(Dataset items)
::::::
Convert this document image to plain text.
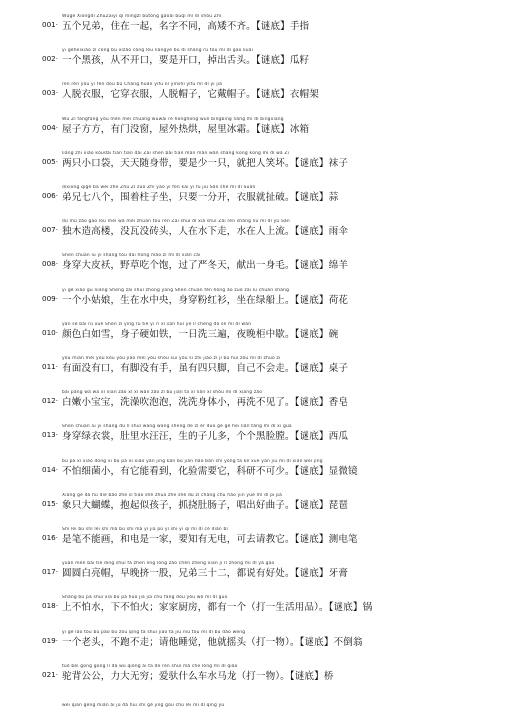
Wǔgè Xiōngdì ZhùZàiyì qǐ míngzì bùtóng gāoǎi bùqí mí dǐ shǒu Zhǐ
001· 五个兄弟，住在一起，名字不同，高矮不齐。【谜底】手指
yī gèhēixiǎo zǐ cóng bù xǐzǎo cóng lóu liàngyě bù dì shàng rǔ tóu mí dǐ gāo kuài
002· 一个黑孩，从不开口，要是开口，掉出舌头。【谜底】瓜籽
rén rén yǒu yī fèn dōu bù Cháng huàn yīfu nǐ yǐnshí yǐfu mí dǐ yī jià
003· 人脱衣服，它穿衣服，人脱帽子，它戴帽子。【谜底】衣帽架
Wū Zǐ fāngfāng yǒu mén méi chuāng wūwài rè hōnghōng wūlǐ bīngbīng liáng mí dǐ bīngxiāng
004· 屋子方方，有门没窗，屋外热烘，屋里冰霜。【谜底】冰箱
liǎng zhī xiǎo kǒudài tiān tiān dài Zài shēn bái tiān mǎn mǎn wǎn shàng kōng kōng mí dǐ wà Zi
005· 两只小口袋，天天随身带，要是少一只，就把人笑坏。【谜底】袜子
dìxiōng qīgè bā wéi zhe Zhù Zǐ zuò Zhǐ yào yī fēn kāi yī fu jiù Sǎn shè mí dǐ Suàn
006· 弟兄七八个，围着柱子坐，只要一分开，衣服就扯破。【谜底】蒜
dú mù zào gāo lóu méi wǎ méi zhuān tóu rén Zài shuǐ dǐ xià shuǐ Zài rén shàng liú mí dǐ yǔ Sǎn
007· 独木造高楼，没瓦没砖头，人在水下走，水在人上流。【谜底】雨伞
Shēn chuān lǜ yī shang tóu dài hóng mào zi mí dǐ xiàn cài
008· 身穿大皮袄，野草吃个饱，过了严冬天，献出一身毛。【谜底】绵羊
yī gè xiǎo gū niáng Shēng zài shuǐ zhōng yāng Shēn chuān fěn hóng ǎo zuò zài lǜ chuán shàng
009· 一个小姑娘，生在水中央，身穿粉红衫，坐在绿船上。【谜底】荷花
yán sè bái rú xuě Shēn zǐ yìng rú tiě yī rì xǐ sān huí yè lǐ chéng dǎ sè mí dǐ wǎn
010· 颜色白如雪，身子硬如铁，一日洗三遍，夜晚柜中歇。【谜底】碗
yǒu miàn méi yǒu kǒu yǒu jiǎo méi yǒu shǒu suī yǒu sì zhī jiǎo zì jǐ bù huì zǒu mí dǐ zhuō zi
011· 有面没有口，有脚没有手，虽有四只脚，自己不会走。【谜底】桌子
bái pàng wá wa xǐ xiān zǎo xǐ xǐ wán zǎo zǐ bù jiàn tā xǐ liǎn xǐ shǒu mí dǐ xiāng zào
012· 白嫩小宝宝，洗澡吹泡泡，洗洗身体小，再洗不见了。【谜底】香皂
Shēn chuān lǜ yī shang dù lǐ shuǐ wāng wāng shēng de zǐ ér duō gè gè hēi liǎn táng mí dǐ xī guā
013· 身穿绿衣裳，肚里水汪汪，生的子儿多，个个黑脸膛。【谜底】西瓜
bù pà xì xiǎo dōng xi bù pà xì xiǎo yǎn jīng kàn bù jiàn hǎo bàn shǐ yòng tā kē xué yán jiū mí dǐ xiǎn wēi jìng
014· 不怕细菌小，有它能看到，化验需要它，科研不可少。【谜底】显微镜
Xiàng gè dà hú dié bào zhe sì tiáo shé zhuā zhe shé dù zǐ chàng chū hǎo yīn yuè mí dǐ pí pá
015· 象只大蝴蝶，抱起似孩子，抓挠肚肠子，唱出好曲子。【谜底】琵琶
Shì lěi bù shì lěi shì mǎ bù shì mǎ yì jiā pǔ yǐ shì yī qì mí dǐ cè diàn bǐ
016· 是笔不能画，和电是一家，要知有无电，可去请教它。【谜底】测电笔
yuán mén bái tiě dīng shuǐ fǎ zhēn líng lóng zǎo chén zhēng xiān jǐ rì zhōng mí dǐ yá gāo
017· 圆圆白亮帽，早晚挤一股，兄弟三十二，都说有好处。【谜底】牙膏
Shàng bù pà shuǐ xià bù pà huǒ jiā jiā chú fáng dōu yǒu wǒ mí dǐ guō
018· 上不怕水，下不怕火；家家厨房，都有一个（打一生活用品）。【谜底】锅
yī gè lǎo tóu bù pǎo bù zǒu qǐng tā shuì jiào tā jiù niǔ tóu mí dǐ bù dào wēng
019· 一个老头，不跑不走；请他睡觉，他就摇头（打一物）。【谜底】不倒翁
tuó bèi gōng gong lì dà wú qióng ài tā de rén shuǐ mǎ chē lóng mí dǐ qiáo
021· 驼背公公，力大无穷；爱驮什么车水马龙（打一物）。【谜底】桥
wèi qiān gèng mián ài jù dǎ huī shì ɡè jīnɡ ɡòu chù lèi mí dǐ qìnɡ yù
::::::
▶ [Your objective]:
Look through the listing and extract every line with "shǒu" in it.

▶ [Exercise result]:
Wǔgè Xiōngdì ZhùZàiyì qǐ míngzì bùtóng gāoǎi bùqí mí dǐ shǒu Zhǐ
yǒu miàn méi yǒu kǒu yǒu jiǎo méi yǒu shǒu suī yǒu sì zhī jiǎo zì jǐ bù huì zǒu mí dǐ zhuō zi
bái pàng wá wa xǐ xiān zǎo xǐ xǐ wán zǎo zǐ bù jiàn tā xǐ liǎn xǐ shǒu mí dǐ xiāng zào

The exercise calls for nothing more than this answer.